- **Required work**:
Images appear in the records below; leave them out and repeat everything else exactly.
··· Material
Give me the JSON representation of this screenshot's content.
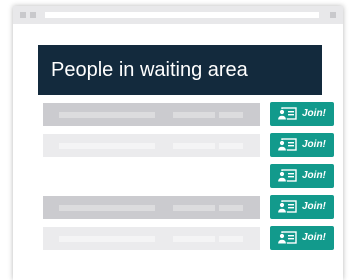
{
  "panel": {
    "title": "People in waiting area"
  },
  "colors": {
    "header_bg": "#132a3d",
    "join_button": "#129a8c",
    "row_dark": "#cbcbcf",
    "row_light": "#ebebed",
    "placeholder": "#ffffff"
  },
  "rows": [
    {
      "shade": "dark",
      "join_label": "Join!",
      "join_icon": "person-card-icon"
    },
    {
      "shade": "light",
      "join_label": "Join!",
      "join_icon": "person-card-icon"
    },
    {
      "shade": "blank",
      "join_label": "Join!",
      "join_icon": "person-card-icon"
    },
    {
      "shade": "dark",
      "join_label": "Join!",
      "join_icon": "person-card-icon"
    },
    {
      "shade": "light",
      "join_label": "Join!",
      "join_icon": "person-card-icon"
    }
  ]
}
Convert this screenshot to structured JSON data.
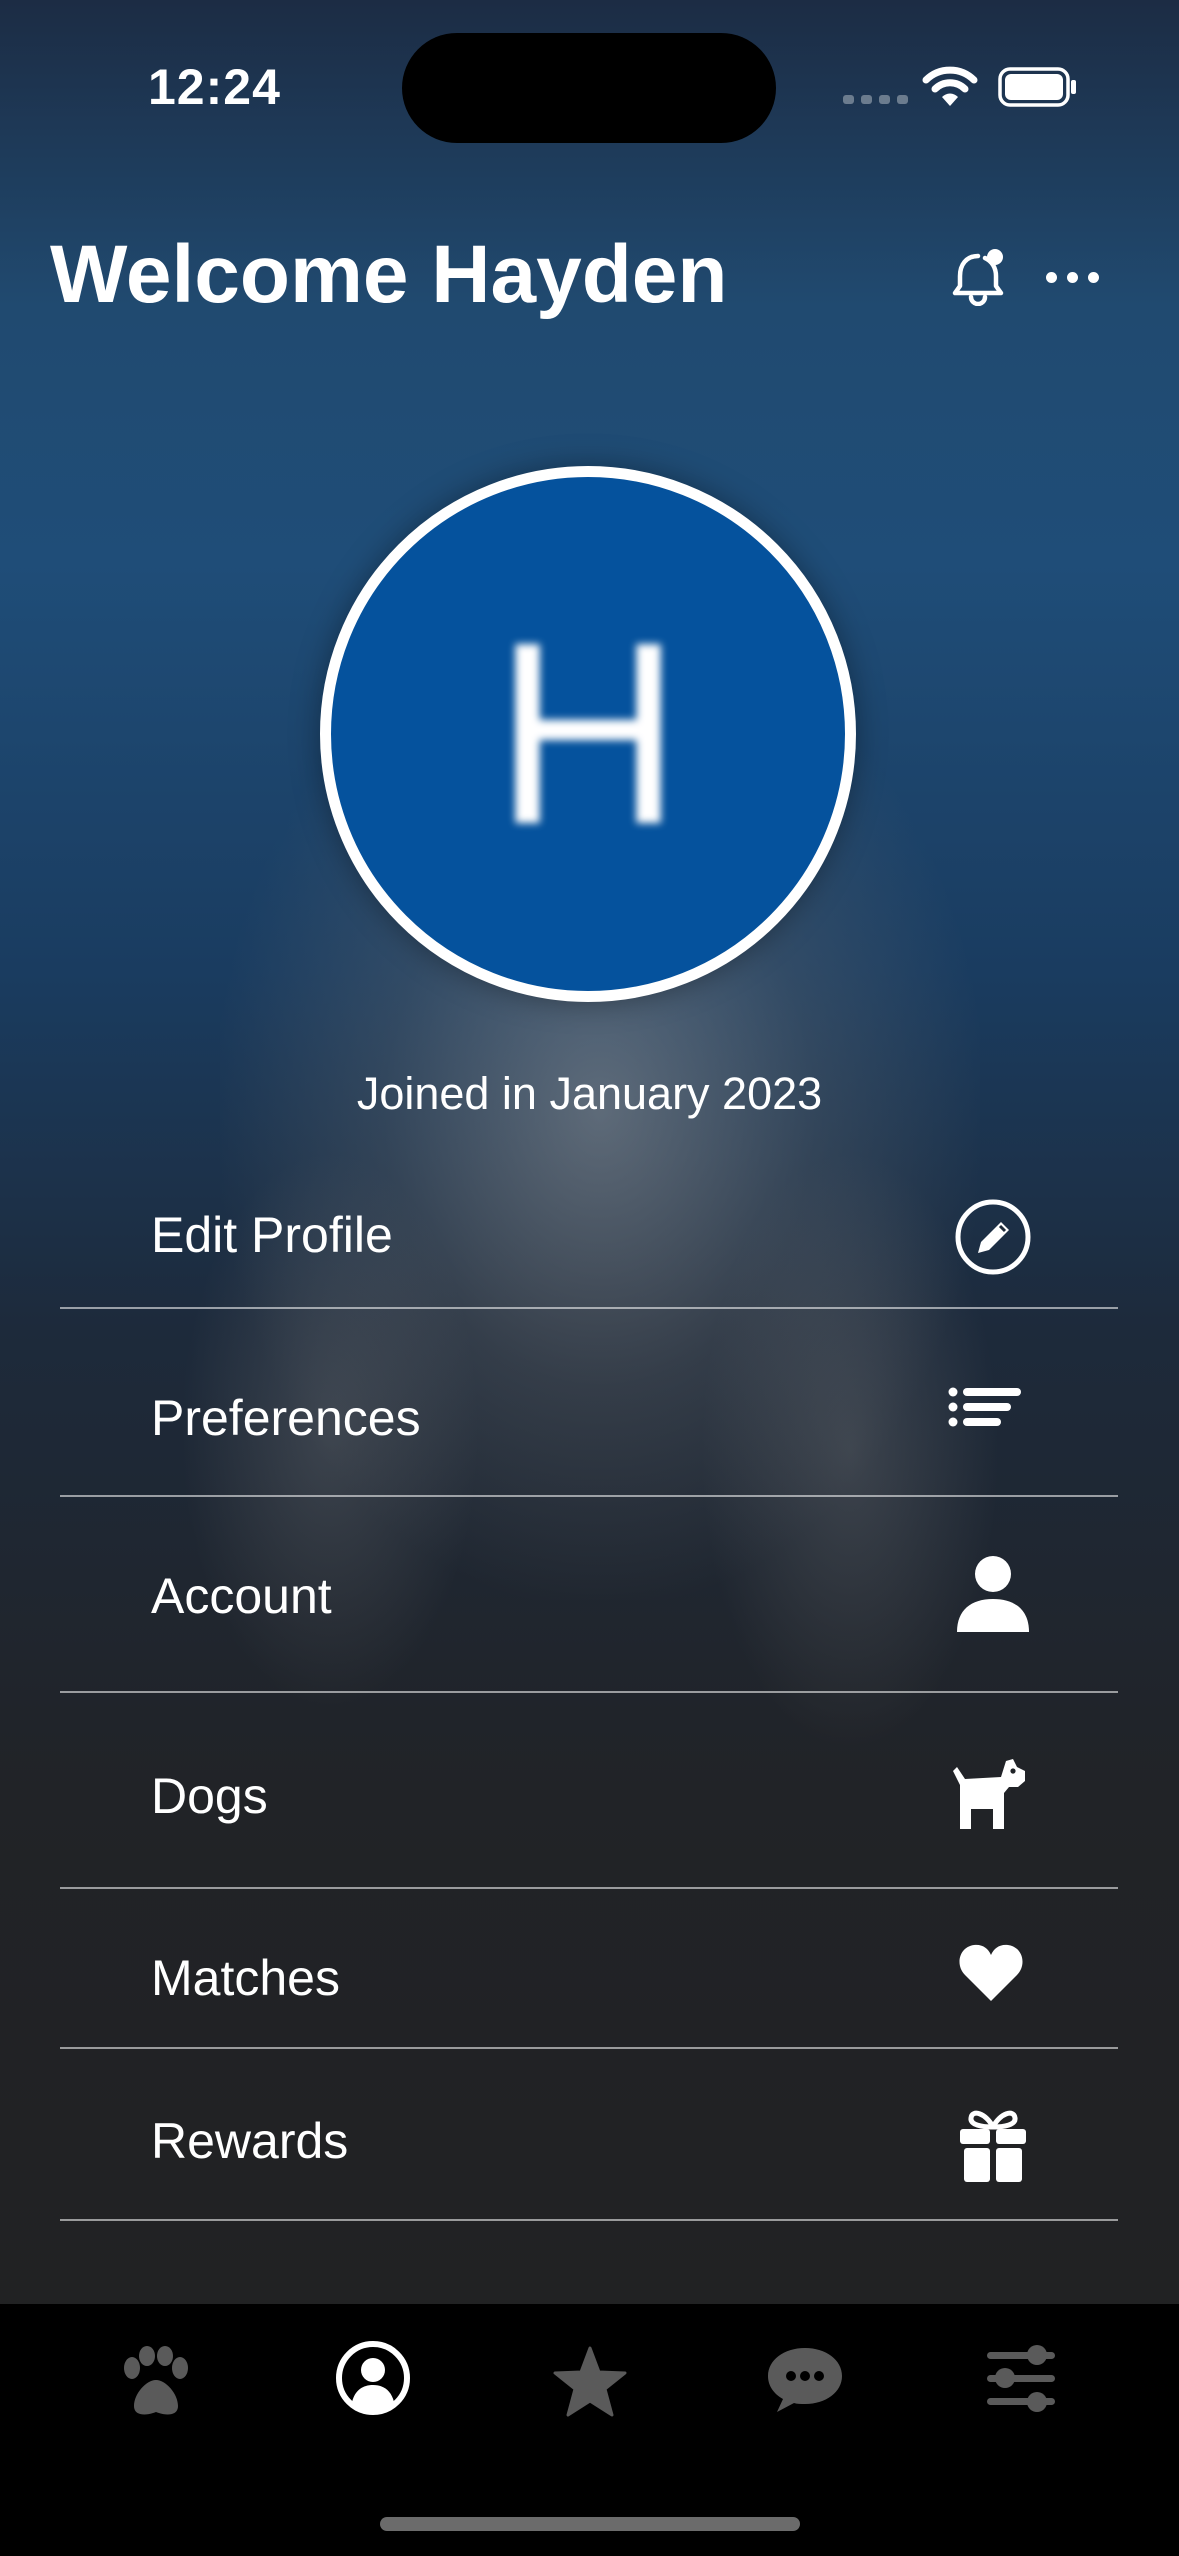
{
  "status_bar": {
    "time": "12:24"
  },
  "header": {
    "title": "Welcome Hayden",
    "notification_icon": "bell-badge-icon",
    "more_icon": "ellipsis-icon"
  },
  "profile": {
    "avatar_initial": "H",
    "avatar_color": "#05529d",
    "joined_text": "Joined in January 2023"
  },
  "menu": {
    "items": [
      {
        "label": "Edit Profile",
        "icon": "pencil-circle-icon"
      },
      {
        "label": "Preferences",
        "icon": "list-icon"
      },
      {
        "label": "Account",
        "icon": "person-icon"
      },
      {
        "label": "Dogs",
        "icon": "dog-icon"
      },
      {
        "label": "Matches",
        "icon": "heart-icon"
      },
      {
        "label": "Rewards",
        "icon": "gift-icon"
      }
    ]
  },
  "tabbar": {
    "tabs": [
      {
        "icon": "paw-icon",
        "active": false
      },
      {
        "icon": "profile-circle-icon",
        "active": true
      },
      {
        "icon": "star-icon",
        "active": false
      },
      {
        "icon": "chat-bubble-icon",
        "active": false
      },
      {
        "icon": "sliders-icon",
        "active": false
      }
    ],
    "active_color": "#ffffff",
    "inactive_color": "#5a5a5a"
  }
}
······
- **Task output**:
Give me the JSON representation of this screenshot's content.
{
  "panel": {
    "title": "People in waiting area"
  },
  "colors": {
    "header_bg": "#132a3d",
    "join_button": "#129a8c",
    "row_dark": "#cbcbcf",
    "row_light": "#ebebed",
    "placeholder": "#ffffff"
  },
  "rows": [
    {
      "shade": "dark",
      "join_label": "Join!",
      "join_icon": "person-card-icon"
    },
    {
      "shade": "light",
      "join_label": "Join!",
      "join_icon": "person-card-icon"
    },
    {
      "shade": "blank",
      "join_label": "Join!",
      "join_icon": "person-card-icon"
    },
    {
      "shade": "dark",
      "join_label": "Join!",
      "join_icon": "person-card-icon"
    },
    {
      "shade": "light",
      "join_label": "Join!",
      "join_icon": "person-card-icon"
    }
  ]
}
Convert this screenshot to structured JSON data.
{
  "status_bar": {
    "time": "12:24"
  },
  "header": {
    "title": "Welcome Hayden",
    "notification_icon": "bell-badge-icon",
    "more_icon": "ellipsis-icon"
  },
  "profile": {
    "avatar_initial": "H",
    "avatar_color": "#05529d",
    "joined_text": "Joined in January 2023"
  },
  "menu": {
    "items": [
      {
        "label": "Edit Profile",
        "icon": "pencil-circle-icon"
      },
      {
        "label": "Preferences",
        "icon": "list-icon"
      },
      {
        "label": "Account",
        "icon": "person-icon"
      },
      {
        "label": "Dogs",
        "icon": "dog-icon"
      },
      {
        "label": "Matches",
        "icon": "heart-icon"
      },
      {
        "label": "Rewards",
        "icon": "gift-icon"
      }
    ]
  },
  "tabbar": {
    "tabs": [
      {
        "icon": "paw-icon",
        "active": false
      },
      {
        "icon": "profile-circle-icon",
        "active": true
      },
      {
        "icon": "star-icon",
        "active": false
      },
      {
        "icon": "chat-bubble-icon",
        "active": false
      },
      {
        "icon": "sliders-icon",
        "active": false
      }
    ],
    "active_color": "#ffffff",
    "inactive_color": "#5a5a5a"
  }
}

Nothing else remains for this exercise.